===== DATA EXTRACT

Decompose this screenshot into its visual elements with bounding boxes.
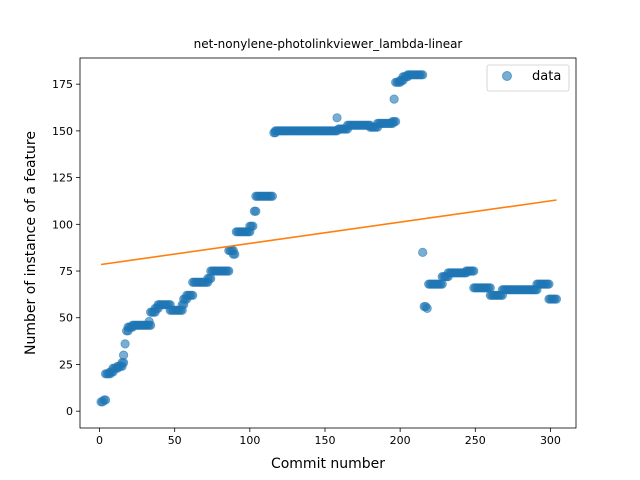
data-point — [332, 113, 342, 123]
x-tick-label: 250 — [465, 434, 486, 447]
data-point — [391, 116, 401, 127]
x-tick-label: 150 — [314, 434, 335, 447]
ticks-layer: 0 50 100 150 200 250 300 0 25 50 75 100 125 150 175 — [52, 78, 561, 447]
y-axis-label: Number of instance of a feature — [23, 131, 39, 355]
data-point — [118, 350, 129, 360]
y-tick-label: 0 — [66, 405, 73, 418]
data-point — [248, 221, 258, 231]
y-tick-label: 175 — [52, 78, 73, 91]
x-tick-label: 100 — [239, 434, 260, 447]
data-point — [120, 339, 130, 349]
legend-label-data: data — [532, 69, 561, 84]
plot-frame — [79, 57, 577, 429]
fit-line — [100, 199, 557, 266]
data-point — [267, 191, 277, 201]
data-point — [100, 395, 111, 405]
x-axis-label: Commit number — [271, 456, 385, 472]
y-tick-label: 125 — [52, 172, 73, 185]
data-point — [469, 266, 479, 276]
data-point — [551, 294, 562, 304]
data-point — [418, 70, 428, 80]
y-tick-label: 100 — [52, 218, 73, 231]
x-tick-label: 0 — [96, 434, 103, 447]
y-tick-label: 75 — [59, 265, 73, 278]
legend: data — [486, 64, 570, 92]
data-point — [544, 279, 554, 289]
plot-layer — [96, 70, 562, 407]
chart-title: net-nonylene-photolinkviewer_lambda-line… — [194, 37, 463, 51]
data-point — [230, 249, 240, 259]
x-tick-label: 300 — [540, 434, 561, 447]
data-point — [422, 303, 432, 313]
x-tick-label: 50 — [168, 434, 182, 447]
data-point — [144, 316, 154, 327]
data-point — [224, 266, 234, 276]
y-tick-label: 50 — [59, 312, 73, 325]
legend-marker — [502, 71, 512, 81]
data-point — [418, 247, 428, 257]
data-point — [188, 290, 198, 300]
y-tick-label: 150 — [52, 125, 73, 138]
data-point — [389, 94, 399, 104]
y-tick-label: 25 — [59, 358, 73, 371]
x-tick-label: 200 — [390, 434, 411, 447]
data-point — [251, 206, 261, 216]
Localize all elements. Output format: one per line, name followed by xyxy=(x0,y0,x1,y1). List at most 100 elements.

==========

SHORT TASK:
Which lines of the material above contain the string "elements"? Pick out each such line and copy it whole, treating uppercase and lowercase as different.

WRITTEN ANSWER:
Decompose this screenshot into its visual elements with bounding boxes.
Localize all elements. Output format: one per line, name followed by xyxy=(x0,y0,x1,y1). List at most 100 elements.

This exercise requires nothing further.